> [Goal]: Select the lines that hold the word "Land" and copy each one.

┌──

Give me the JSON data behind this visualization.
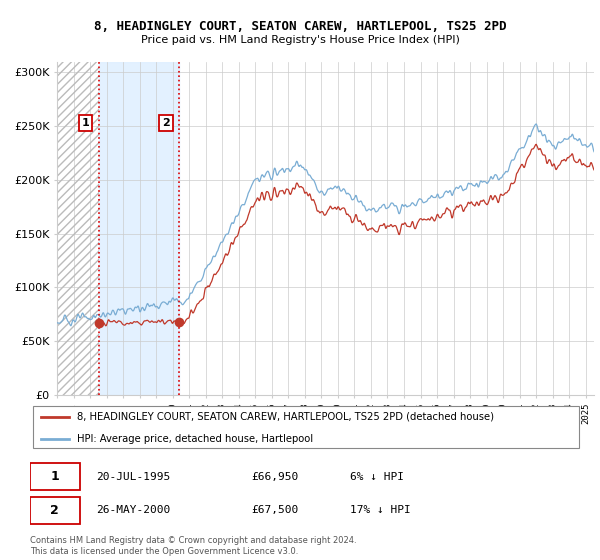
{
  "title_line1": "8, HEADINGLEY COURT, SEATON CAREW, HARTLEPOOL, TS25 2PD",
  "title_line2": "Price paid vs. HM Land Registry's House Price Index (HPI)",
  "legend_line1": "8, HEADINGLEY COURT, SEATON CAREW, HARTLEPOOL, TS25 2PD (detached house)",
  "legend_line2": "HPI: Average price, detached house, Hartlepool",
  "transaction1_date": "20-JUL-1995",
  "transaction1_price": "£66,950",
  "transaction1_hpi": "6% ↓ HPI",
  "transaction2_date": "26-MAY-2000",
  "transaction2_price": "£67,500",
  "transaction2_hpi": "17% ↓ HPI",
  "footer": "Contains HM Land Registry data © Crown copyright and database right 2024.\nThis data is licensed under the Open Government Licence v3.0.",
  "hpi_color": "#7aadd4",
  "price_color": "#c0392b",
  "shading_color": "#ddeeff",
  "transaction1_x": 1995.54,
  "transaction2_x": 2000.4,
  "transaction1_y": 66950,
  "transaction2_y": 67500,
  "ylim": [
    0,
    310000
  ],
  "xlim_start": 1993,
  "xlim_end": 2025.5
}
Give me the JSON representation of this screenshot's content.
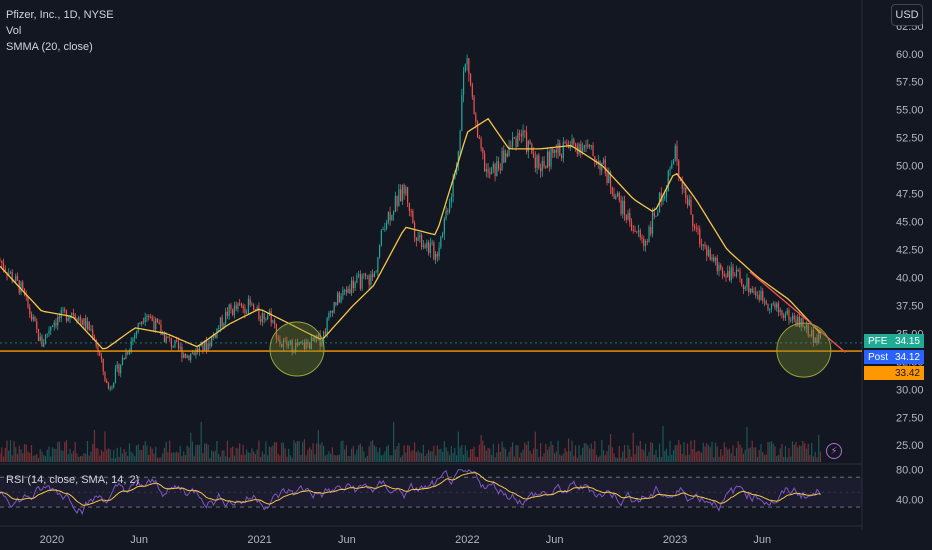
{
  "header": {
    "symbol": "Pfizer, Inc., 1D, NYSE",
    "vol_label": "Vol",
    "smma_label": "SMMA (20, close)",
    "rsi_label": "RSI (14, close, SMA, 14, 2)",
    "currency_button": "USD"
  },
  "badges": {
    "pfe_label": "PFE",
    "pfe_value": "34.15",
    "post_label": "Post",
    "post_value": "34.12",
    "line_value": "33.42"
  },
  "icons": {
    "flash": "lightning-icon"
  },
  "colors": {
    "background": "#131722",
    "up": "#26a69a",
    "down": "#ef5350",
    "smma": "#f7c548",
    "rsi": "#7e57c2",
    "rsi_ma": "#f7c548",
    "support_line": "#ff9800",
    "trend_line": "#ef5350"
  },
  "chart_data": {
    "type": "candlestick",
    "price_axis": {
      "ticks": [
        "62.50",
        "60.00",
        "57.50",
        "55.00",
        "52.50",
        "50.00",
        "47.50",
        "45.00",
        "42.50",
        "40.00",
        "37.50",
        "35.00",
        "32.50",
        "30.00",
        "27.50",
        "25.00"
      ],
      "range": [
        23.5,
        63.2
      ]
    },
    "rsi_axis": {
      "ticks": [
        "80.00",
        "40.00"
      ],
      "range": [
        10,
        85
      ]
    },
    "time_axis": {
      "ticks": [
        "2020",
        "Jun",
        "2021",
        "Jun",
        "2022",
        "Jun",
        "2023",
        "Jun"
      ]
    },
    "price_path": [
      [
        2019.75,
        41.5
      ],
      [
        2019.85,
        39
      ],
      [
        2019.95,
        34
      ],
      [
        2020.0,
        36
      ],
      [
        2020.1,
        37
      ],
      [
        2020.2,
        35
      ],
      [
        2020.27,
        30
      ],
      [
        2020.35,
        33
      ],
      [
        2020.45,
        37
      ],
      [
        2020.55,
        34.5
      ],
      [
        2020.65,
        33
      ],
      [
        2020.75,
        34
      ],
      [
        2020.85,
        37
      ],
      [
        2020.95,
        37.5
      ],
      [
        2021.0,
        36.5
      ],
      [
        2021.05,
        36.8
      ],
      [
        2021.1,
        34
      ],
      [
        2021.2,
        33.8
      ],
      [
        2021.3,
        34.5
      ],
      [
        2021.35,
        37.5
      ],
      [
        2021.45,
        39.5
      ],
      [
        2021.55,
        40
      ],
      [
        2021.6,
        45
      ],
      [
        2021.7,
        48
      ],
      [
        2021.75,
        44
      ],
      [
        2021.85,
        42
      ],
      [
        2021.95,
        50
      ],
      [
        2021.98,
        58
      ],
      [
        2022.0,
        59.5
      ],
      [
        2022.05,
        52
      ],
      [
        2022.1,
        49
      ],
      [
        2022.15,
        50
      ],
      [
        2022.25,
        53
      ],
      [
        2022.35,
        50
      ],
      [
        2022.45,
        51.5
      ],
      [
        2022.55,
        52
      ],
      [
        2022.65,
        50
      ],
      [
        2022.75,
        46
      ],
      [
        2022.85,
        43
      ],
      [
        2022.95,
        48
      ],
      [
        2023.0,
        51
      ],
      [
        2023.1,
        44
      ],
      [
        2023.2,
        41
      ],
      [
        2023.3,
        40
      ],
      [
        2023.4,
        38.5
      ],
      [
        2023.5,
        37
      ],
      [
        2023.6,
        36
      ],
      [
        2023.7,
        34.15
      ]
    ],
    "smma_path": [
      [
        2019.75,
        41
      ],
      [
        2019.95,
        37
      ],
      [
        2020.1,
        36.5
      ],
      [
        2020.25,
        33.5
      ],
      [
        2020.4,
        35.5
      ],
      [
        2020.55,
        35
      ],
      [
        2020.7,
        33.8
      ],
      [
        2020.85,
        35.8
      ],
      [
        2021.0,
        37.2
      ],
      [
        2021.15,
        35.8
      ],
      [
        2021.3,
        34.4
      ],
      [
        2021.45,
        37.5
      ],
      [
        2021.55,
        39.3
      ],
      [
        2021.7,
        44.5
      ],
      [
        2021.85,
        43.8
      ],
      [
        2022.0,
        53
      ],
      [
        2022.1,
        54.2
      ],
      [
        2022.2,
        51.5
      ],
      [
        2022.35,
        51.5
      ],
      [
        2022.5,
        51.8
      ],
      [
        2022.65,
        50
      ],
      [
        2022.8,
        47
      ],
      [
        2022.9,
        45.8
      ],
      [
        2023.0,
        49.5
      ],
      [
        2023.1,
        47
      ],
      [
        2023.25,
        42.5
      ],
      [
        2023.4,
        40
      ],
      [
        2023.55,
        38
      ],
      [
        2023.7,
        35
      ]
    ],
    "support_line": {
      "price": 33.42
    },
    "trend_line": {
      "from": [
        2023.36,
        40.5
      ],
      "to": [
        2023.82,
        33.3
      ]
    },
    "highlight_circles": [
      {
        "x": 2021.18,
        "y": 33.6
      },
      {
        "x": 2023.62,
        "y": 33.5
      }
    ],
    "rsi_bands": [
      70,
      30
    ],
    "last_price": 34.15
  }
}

└──
┌──

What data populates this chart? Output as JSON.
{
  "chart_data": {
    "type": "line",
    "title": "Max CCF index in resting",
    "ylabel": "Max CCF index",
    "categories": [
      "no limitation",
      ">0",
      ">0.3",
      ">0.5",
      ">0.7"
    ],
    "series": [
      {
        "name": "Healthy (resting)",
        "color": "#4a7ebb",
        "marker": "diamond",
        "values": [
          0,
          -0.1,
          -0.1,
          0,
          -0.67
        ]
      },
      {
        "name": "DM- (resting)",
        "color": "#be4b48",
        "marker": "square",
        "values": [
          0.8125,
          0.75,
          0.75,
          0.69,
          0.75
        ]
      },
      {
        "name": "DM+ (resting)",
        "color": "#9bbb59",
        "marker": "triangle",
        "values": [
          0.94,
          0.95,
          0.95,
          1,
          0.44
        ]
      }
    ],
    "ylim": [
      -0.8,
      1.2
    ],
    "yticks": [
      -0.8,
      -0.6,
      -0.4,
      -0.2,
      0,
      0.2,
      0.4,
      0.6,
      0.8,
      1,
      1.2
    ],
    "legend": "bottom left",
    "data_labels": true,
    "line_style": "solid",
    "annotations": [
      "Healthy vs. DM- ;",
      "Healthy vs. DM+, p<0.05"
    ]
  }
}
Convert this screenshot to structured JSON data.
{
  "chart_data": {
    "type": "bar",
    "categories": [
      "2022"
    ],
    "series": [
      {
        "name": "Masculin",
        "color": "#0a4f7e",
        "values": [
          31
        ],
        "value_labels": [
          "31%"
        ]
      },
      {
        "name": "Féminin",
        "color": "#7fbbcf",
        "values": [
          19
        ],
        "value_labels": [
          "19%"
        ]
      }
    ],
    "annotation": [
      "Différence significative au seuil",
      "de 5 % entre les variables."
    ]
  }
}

└──

> [Solution]:
  "title_line2": "Price paid vs. HM Land Registry's House Price Index (HPI)",
  "footer": "Contains HM Land Registry data © Crown copyright and database right 2024.\nThis data is licensed under the Open Government Licence v3.0.",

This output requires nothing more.